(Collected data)
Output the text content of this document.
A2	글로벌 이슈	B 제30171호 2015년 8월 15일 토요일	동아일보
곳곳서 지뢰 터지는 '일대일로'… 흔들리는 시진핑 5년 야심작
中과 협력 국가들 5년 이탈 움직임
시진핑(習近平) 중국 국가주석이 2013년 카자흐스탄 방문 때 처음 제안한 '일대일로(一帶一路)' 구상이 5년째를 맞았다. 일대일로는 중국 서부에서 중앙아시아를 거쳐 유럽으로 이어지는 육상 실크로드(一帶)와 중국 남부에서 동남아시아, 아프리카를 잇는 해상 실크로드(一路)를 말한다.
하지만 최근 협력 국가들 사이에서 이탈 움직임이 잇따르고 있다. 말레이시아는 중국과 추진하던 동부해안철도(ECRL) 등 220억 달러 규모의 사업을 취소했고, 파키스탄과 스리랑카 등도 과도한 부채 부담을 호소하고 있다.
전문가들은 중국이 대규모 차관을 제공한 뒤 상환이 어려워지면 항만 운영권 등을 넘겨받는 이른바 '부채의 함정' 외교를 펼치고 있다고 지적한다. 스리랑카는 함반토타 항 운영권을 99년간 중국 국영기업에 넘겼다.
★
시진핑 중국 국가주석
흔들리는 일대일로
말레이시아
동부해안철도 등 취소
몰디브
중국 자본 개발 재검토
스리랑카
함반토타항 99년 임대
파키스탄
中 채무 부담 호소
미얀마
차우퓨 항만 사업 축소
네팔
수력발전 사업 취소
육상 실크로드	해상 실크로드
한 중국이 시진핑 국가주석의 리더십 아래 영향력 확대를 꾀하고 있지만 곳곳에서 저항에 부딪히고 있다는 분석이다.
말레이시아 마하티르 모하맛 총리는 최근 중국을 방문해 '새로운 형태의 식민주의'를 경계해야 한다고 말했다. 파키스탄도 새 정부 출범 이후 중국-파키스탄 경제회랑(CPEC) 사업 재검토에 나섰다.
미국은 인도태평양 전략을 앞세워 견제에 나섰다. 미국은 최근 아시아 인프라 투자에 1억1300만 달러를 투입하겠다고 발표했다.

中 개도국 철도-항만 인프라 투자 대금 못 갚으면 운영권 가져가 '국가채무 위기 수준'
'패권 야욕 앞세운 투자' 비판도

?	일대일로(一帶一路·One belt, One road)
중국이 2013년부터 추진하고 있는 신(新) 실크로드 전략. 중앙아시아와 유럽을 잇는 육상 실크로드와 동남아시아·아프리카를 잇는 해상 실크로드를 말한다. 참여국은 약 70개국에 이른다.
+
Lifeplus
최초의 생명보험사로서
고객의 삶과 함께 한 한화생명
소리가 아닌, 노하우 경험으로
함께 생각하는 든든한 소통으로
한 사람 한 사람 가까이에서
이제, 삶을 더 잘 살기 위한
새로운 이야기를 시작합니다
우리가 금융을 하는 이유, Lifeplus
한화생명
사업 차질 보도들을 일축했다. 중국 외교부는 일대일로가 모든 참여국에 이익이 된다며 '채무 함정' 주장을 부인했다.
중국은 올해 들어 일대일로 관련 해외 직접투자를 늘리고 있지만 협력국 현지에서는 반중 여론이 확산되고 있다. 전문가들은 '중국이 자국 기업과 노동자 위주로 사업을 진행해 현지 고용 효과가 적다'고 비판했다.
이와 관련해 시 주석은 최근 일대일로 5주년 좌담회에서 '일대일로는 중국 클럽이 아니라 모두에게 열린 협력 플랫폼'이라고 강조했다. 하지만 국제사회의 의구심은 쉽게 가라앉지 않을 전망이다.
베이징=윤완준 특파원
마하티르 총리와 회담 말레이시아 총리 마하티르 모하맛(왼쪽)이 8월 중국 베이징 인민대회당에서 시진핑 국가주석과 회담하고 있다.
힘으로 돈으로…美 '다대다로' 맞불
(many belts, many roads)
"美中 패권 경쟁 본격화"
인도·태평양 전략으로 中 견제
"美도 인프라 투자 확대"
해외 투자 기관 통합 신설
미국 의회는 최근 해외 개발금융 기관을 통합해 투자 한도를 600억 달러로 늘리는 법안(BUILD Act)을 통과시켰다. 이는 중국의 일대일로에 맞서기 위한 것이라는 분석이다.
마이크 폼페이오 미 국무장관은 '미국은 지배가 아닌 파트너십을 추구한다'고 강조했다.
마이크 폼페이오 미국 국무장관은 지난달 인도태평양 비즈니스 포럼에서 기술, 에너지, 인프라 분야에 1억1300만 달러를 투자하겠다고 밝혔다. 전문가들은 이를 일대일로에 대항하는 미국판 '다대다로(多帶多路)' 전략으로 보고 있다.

= EXERCISE GOAL =
Tally the lines containing "강조했다". Provide the number without any other words.

= ANSWER TO THIS EXERCISE =
2